■ Directions for this task: Check each line of the listing below for the string "will", and copy the ones that have it.
[Start Records supplied]
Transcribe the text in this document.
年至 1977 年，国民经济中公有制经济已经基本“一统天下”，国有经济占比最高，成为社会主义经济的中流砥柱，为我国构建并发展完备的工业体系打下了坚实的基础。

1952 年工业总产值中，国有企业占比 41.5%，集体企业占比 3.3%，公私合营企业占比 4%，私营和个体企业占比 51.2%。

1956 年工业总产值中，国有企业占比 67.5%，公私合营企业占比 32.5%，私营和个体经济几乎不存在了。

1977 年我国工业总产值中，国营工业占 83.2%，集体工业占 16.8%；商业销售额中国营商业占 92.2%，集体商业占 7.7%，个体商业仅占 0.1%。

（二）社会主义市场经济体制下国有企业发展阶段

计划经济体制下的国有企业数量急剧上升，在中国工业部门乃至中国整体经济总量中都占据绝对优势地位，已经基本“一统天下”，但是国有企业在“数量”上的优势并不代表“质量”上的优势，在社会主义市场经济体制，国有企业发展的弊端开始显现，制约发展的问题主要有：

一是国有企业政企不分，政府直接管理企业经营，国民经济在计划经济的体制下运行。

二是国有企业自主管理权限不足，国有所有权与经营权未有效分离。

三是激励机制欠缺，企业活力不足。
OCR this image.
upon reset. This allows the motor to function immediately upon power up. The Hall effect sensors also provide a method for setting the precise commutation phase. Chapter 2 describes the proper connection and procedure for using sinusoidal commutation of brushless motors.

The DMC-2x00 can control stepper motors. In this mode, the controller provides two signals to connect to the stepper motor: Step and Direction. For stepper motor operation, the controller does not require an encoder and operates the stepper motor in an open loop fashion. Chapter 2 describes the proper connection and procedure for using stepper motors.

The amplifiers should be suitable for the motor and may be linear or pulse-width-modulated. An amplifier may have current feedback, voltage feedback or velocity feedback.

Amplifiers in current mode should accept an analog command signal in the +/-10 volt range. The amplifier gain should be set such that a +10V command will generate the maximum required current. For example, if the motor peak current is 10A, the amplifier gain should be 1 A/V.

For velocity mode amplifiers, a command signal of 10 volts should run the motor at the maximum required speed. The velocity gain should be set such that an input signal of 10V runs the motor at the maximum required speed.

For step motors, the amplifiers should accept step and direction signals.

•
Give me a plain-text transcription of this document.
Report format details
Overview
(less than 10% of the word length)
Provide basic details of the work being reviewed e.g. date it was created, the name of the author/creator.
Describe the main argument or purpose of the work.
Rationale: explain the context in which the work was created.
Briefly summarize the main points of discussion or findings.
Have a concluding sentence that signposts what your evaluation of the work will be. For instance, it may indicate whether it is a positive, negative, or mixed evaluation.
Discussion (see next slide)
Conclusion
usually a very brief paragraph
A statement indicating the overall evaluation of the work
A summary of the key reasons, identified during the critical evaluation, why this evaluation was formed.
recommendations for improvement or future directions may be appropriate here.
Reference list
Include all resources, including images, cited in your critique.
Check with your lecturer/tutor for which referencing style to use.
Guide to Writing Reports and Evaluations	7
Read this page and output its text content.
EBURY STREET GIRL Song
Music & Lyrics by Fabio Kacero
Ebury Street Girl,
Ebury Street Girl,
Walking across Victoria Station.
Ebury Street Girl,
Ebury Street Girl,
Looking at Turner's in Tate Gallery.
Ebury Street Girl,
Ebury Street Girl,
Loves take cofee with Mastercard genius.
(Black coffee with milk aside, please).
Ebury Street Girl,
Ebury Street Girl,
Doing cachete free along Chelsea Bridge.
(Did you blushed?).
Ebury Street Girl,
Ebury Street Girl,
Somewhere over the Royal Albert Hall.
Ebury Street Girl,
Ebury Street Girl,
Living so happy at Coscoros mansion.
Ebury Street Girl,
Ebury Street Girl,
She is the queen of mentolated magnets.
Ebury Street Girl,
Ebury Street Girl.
[End Records supplied]
■ Exercise solution:
Amplifiers in current mode should accept an analog command signal in the +/-10 volt range. The amplifier gain should be set such that a +10V command will generate the maximum required current. For example, if the motor peak current is 10A, the amplifier gain should be 1 A/V.
Have a concluding sentence that signposts what your evaluation of the work will be. For instance, it may indicate whether it is a positive, negative, or mixed evaluation.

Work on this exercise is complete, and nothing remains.